**DATA IN THIS EXERCISE:**
►

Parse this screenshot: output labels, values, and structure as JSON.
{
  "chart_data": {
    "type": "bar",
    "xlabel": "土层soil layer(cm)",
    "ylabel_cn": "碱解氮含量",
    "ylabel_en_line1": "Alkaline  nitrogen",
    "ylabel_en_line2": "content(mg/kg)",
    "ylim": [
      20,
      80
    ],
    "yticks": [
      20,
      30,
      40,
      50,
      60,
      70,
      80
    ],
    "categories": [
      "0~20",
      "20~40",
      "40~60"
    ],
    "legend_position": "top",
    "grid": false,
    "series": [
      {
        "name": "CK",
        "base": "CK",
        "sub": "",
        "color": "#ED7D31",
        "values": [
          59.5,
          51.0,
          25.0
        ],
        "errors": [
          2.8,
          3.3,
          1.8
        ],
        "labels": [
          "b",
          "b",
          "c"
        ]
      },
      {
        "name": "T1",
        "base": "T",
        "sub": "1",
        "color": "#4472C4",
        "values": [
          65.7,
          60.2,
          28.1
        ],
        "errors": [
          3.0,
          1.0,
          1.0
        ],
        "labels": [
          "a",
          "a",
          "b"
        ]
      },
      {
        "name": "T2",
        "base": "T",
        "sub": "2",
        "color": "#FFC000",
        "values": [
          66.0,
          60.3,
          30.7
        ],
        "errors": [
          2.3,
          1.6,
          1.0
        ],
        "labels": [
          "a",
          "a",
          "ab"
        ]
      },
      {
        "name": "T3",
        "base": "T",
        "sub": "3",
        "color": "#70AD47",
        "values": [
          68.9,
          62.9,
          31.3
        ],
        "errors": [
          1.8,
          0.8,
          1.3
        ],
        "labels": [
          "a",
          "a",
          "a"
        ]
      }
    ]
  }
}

◄

**WRITTEN INSTRUCTION:**
Using the data above, repeat every line exactly.

**RESULT FOR THIS EXERCISE:**
Parse this screenshot: output labels, values, and structure as JSON.
{
  "chart_data": {
    "type": "bar",
    "xlabel": "土层soil layer(cm)",
    "ylabel_cn": "碱解氮含量",
    "ylabel_en_line1": "Alkaline  nitrogen",
    "ylabel_en_line2": "content(mg/kg)",
    "ylim": [
      20,
      80
    ],
    "yticks": [
      20,
      30,
      40,
      50,
      60,
      70,
      80
    ],
    "categories": [
      "0~20",
      "20~40",
      "40~60"
    ],
    "legend_position": "top",
    "grid": false,
    "series": [
      {
        "name": "CK",
        "base": "CK",
        "sub": "",
        "color": "#ED7D31",
        "values": [
          59.5,
          51.0,
          25.0
        ],
        "errors": [
          2.8,
          3.3,
          1.8
        ],
        "labels": [
          "b",
          "b",
          "c"
        ]
      },
      {
        "name": "T1",
        "base": "T",
        "sub": "1",
        "color": "#4472C4",
        "values": [
          65.7,
          60.2,
          28.1
        ],
        "errors": [
          3.0,
          1.0,
          1.0
        ],
        "labels": [
          "a",
          "a",
          "b"
        ]
      },
      {
        "name": "T2",
        "base": "T",
        "sub": "2",
        "color": "#FFC000",
        "values": [
          66.0,
          60.3,
          30.7
        ],
        "errors": [
          2.3,
          1.6,
          1.0
        ],
        "labels": [
          "a",
          "a",
          "ab"
        ]
      },
      {
        "name": "T3",
        "base": "T",
        "sub": "3",
        "color": "#70AD47",
        "values": [
          68.9,
          62.9,
          31.3
        ],
        "errors": [
          1.8,
          0.8,
          1.3
        ],
        "labels": [
          "a",
          "a",
          "a"
        ]
      }
    ]
  }
}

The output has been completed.